--- Information provided ---

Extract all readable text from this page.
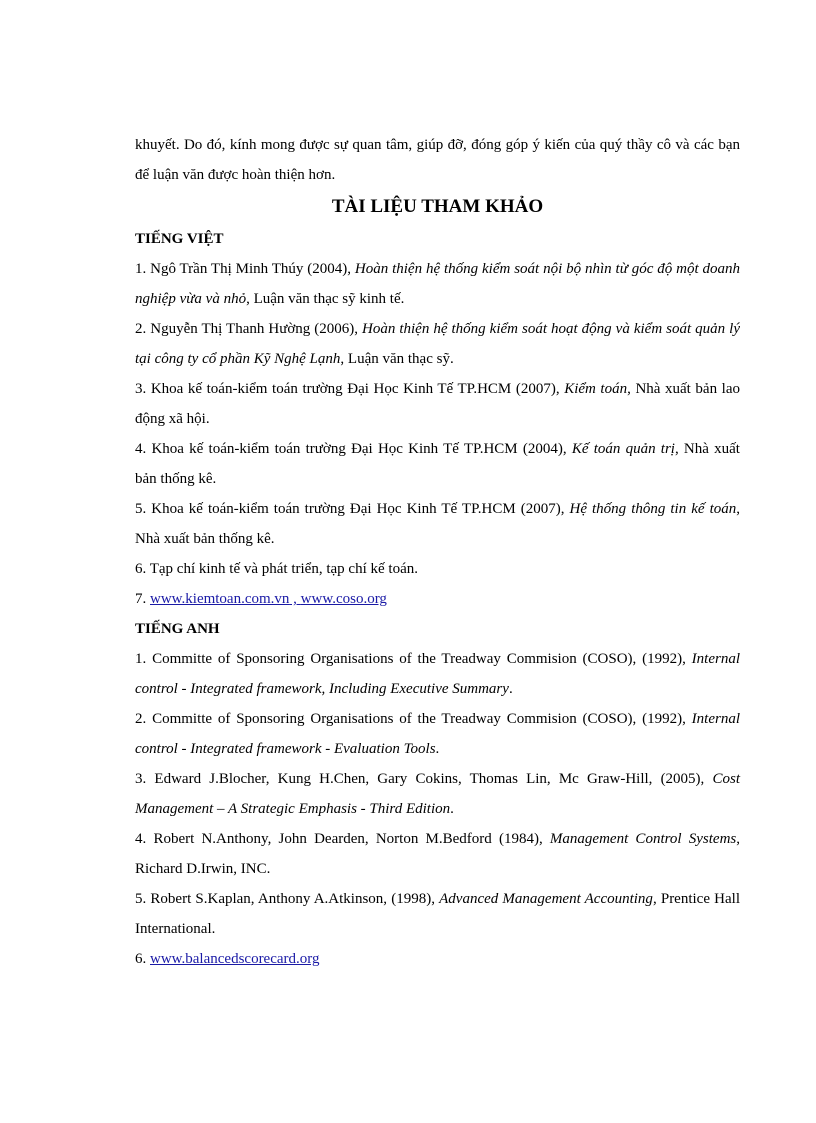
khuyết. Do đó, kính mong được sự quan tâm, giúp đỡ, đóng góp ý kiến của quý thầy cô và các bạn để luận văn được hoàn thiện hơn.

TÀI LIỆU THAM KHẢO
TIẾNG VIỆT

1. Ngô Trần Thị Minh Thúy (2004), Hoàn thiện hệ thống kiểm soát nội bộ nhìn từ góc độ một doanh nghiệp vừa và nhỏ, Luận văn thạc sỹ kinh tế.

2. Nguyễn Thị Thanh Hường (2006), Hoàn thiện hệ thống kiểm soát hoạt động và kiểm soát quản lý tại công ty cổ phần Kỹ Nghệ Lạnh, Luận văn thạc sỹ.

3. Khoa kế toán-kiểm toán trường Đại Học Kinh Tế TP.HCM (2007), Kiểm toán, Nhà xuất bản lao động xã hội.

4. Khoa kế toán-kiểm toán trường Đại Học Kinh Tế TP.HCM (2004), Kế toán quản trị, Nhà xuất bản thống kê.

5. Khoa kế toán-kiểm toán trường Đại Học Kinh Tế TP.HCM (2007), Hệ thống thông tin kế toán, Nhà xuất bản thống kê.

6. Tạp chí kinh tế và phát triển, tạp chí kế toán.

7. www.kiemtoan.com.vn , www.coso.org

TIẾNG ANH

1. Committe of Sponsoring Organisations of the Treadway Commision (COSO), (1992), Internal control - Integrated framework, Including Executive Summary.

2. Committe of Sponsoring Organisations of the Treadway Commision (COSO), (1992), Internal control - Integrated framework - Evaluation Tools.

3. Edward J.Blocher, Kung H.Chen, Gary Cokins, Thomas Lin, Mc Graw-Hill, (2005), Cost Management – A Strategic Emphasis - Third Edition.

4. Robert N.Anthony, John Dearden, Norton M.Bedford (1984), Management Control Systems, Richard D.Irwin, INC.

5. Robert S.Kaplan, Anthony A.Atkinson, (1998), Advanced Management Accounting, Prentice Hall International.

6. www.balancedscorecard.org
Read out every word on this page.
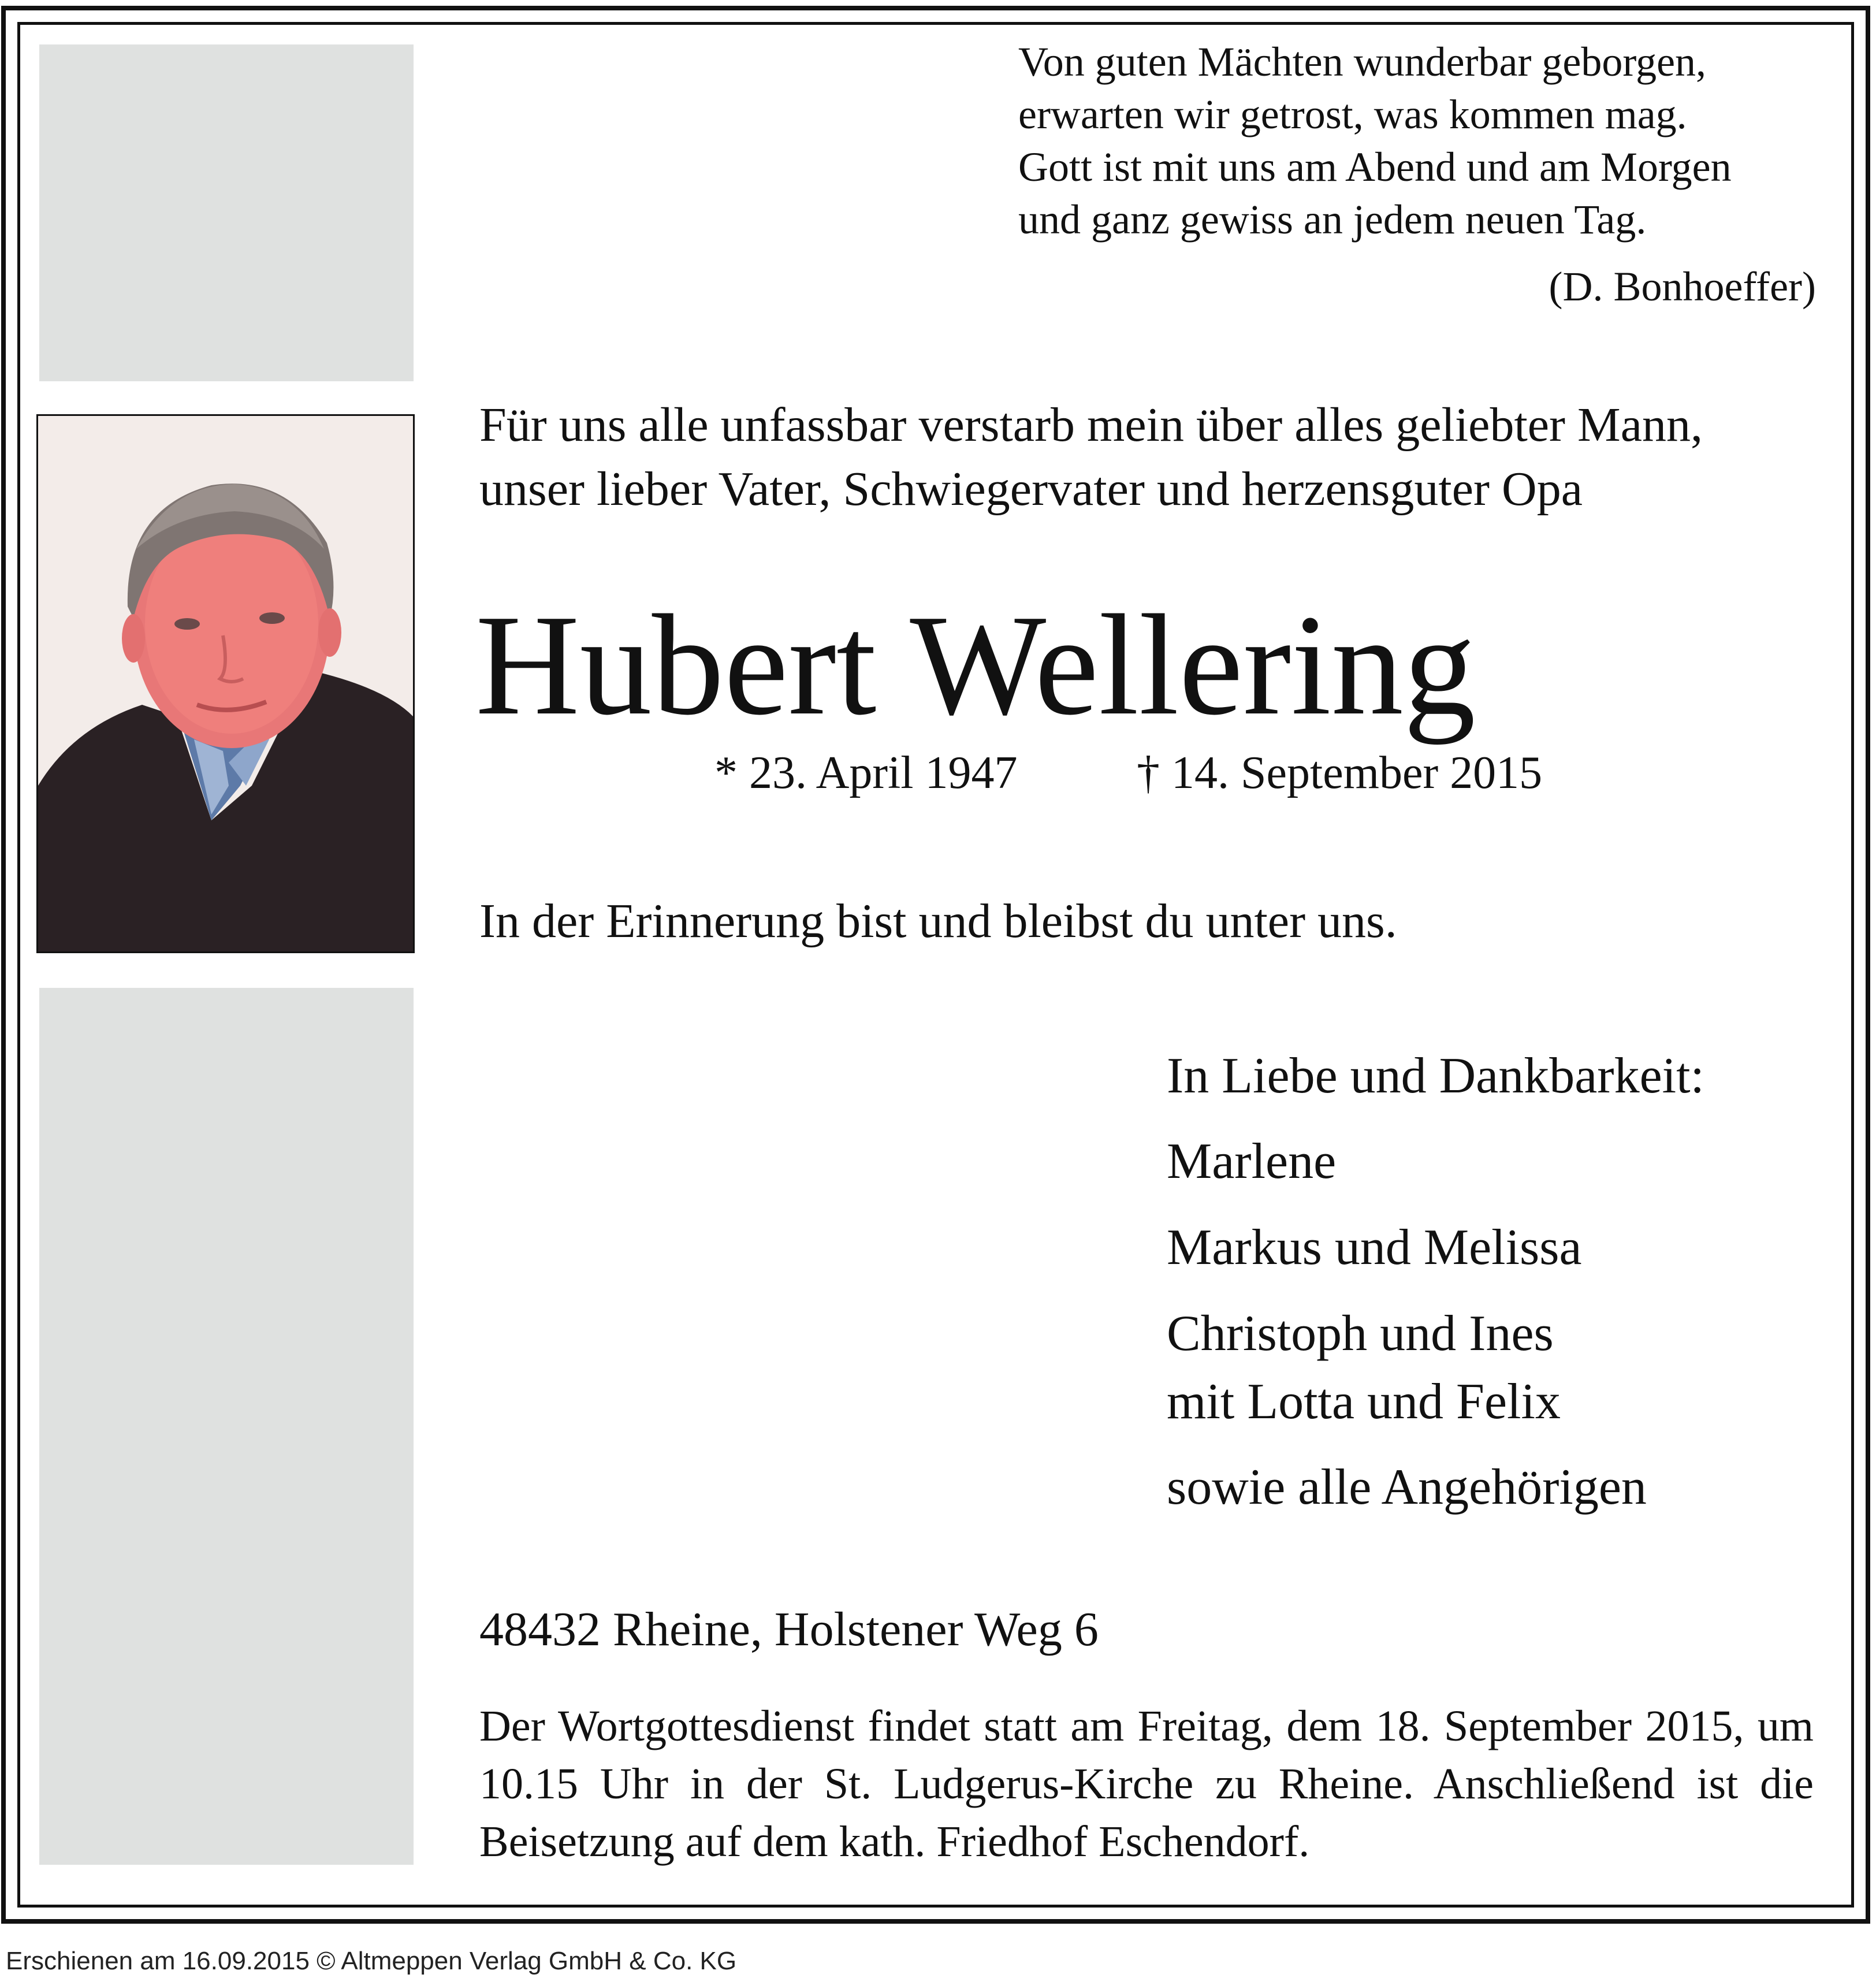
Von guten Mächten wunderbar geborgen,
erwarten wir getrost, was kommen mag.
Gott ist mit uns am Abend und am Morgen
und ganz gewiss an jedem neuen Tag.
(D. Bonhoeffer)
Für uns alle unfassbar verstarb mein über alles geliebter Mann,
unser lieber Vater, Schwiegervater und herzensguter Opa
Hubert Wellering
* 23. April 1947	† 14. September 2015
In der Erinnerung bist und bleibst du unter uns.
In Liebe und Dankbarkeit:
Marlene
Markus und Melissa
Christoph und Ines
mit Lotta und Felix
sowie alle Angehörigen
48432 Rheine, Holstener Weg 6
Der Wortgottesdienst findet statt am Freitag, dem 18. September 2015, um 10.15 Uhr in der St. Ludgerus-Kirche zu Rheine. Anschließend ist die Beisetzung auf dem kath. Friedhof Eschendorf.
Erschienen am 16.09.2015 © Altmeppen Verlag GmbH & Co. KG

---

### What the exercise asks
Starting at the line that holds "Read out every word on this page.", copy each line exactly through the end of the listing, both ends included. Leave the pictures out.

### Result below
Read out every word on this page.
Von guten Mächten wunderbar geborgen,
erwarten wir getrost, was kommen mag.
Gott ist mit uns am Abend und am Morgen
und ganz gewiss an jedem neuen Tag.
(D. Bonhoeffer)
Für uns alle unfassbar verstarb mein über alles geliebter Mann,
unser lieber Vater, Schwiegervater und herzensguter Opa
Hubert Wellering
* 23. April 1947	† 14. September 2015
In der Erinnerung bist und bleibst du unter uns.
In Liebe und Dankbarkeit:
Marlene
Markus und Melissa
Christoph und Ines
mit Lotta und Felix
sowie alle Angehörigen
48432 Rheine, Holstener Weg 6
Der Wortgottesdienst findet statt am Freitag, dem 18. September 2015, um 10.15 Uhr in der St. Ludgerus-Kirche zu Rheine. Anschließend ist die Beisetzung auf dem kath. Friedhof Eschendorf.
Erschienen am 16.09.2015 © Altmeppen Verlag GmbH & Co. KG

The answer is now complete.